## [THE REQUEST]
Among the following entries, count the lines that contain "определения" and report only the result.

## [DATASET RECORDS]
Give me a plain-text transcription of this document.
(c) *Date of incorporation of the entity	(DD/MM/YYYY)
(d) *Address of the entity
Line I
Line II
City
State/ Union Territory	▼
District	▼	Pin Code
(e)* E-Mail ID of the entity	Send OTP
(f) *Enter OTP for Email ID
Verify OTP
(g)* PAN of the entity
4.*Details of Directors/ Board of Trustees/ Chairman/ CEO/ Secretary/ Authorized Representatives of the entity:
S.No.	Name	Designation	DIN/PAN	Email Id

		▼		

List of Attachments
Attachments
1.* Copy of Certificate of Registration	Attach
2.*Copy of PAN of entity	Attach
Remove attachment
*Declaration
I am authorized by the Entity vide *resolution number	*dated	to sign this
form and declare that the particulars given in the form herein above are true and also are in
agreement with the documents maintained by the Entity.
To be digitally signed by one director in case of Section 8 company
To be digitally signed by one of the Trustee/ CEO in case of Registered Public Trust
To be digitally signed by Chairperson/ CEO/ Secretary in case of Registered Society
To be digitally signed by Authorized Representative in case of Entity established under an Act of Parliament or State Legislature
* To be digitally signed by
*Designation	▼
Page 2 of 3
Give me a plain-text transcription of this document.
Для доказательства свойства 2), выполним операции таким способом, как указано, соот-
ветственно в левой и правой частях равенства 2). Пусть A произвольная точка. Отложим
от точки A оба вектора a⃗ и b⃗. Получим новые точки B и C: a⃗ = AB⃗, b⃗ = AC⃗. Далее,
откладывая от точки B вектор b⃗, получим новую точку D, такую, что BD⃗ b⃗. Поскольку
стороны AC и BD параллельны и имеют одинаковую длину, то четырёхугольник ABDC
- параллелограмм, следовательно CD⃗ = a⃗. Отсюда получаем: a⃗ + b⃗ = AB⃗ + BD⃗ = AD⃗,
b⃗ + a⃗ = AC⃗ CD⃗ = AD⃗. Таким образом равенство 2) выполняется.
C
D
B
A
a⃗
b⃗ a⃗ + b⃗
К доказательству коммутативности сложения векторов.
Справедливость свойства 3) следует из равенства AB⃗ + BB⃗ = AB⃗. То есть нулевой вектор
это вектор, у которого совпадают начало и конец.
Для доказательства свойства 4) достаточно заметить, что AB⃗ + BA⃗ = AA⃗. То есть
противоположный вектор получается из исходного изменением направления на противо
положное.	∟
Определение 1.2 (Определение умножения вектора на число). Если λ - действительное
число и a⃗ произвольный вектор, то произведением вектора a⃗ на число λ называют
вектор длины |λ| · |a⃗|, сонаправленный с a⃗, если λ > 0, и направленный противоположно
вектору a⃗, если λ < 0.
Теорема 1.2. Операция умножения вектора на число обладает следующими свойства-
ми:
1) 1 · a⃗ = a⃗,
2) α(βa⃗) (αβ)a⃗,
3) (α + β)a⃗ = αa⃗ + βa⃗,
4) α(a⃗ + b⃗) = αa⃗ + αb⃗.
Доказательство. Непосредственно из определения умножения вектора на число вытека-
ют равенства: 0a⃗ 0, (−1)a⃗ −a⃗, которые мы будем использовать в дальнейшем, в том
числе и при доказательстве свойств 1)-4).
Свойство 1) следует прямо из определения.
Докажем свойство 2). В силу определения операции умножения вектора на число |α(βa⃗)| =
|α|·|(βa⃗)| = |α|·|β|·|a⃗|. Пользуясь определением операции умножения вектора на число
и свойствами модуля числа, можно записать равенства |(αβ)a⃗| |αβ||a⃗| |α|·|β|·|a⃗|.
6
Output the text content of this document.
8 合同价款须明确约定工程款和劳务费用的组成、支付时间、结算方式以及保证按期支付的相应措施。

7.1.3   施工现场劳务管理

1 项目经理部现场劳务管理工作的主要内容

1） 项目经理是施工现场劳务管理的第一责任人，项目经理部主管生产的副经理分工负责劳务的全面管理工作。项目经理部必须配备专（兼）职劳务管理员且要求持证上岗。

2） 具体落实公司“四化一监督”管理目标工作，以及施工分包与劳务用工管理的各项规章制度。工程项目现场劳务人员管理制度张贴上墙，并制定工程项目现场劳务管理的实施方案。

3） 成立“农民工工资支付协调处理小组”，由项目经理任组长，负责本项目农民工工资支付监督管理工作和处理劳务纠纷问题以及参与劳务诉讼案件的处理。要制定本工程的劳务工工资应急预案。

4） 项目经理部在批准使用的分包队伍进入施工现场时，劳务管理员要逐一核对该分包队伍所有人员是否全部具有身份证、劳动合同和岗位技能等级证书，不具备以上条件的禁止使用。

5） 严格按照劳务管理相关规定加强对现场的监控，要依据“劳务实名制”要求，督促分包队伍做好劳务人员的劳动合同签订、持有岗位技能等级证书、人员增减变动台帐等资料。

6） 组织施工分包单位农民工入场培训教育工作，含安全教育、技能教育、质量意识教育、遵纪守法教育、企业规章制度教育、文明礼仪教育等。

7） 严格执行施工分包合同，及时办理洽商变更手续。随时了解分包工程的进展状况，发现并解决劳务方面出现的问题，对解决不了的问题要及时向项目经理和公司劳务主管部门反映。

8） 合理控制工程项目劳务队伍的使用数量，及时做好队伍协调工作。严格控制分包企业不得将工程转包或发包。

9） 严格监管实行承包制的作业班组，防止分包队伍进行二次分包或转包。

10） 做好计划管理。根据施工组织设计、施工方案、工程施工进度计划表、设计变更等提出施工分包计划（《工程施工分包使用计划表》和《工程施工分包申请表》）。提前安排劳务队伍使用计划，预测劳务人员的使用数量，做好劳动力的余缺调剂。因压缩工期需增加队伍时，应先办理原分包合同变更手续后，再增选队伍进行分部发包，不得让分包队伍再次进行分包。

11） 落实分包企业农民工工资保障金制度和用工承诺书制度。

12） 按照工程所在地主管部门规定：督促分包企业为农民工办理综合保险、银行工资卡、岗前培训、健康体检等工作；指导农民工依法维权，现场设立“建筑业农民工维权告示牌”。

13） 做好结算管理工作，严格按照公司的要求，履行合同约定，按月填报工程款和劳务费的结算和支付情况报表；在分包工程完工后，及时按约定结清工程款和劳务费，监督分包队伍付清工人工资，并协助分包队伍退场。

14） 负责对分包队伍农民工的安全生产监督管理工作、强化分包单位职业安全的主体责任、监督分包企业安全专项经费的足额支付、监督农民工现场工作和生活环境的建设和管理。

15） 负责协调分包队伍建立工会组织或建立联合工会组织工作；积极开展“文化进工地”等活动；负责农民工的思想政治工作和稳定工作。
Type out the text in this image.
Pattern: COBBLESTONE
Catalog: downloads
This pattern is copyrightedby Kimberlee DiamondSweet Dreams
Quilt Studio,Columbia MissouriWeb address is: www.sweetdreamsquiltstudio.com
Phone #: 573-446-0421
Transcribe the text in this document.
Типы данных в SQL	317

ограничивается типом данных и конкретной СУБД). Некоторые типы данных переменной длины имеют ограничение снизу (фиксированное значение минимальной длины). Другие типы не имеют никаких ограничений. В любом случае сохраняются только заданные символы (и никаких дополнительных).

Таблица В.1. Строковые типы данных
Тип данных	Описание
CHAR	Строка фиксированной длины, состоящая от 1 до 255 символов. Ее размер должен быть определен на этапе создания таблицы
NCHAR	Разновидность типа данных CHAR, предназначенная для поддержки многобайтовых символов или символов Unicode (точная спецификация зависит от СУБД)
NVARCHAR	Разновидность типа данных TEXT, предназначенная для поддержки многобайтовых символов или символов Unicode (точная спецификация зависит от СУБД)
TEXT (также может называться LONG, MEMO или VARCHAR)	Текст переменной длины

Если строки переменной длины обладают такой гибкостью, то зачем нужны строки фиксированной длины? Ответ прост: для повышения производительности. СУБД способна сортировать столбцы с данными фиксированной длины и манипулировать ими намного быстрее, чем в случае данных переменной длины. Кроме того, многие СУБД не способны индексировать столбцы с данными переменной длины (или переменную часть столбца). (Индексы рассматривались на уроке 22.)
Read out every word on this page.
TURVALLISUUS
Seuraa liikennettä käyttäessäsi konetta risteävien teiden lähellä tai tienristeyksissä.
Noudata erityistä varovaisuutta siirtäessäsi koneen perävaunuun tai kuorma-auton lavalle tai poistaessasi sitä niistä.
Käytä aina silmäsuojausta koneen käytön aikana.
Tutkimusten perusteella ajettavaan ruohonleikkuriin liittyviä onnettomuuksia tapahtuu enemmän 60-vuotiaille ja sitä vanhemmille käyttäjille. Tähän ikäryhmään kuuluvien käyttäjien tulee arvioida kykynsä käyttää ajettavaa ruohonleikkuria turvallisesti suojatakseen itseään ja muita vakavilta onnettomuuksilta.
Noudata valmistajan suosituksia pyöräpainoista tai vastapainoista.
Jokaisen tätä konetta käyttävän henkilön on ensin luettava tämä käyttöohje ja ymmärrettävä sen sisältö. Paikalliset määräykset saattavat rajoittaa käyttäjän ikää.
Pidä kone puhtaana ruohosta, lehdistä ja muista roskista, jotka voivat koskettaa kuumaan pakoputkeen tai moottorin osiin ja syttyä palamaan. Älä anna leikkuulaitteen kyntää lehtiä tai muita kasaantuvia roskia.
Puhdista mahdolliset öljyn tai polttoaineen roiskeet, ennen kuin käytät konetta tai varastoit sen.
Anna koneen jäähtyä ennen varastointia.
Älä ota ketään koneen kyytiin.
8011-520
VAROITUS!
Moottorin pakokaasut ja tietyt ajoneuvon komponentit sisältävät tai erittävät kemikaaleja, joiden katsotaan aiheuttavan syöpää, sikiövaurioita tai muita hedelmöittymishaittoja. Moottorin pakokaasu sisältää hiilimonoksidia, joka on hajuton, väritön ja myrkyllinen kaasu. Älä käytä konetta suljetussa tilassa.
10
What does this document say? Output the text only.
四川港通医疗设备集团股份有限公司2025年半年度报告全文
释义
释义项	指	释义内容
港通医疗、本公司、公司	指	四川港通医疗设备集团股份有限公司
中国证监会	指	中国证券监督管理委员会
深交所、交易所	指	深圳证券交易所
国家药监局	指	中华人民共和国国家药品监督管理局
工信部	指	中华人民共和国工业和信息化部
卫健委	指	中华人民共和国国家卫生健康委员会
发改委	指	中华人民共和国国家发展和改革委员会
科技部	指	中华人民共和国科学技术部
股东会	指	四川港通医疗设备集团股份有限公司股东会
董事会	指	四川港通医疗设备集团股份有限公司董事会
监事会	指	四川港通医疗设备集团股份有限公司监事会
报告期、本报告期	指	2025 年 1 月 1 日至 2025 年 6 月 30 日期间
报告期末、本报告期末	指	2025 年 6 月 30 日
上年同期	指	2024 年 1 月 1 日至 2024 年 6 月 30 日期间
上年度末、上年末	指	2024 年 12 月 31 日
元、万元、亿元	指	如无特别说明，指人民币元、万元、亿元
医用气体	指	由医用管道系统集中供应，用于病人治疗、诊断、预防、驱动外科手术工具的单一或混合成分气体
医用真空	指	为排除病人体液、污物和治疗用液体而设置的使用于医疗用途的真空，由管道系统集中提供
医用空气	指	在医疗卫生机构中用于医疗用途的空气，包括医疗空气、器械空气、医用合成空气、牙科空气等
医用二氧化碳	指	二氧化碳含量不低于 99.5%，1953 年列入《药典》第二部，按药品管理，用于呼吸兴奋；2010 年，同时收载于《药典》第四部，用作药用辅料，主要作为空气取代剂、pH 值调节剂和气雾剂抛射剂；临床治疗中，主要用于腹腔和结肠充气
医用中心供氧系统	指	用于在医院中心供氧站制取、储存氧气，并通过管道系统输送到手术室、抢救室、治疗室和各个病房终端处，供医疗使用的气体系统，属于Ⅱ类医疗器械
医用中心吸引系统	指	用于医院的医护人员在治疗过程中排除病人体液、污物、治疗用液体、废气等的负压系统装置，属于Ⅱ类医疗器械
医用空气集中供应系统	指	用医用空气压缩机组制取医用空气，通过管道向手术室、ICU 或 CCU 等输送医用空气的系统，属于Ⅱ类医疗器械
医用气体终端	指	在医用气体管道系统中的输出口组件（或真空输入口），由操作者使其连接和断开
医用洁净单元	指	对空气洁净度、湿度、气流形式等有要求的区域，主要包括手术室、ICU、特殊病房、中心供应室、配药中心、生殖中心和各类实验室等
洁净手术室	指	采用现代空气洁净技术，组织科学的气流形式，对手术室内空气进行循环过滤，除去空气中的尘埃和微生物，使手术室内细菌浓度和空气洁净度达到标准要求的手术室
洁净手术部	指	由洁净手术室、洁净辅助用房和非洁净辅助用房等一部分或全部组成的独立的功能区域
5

## [RESULT OF THE TASK]
3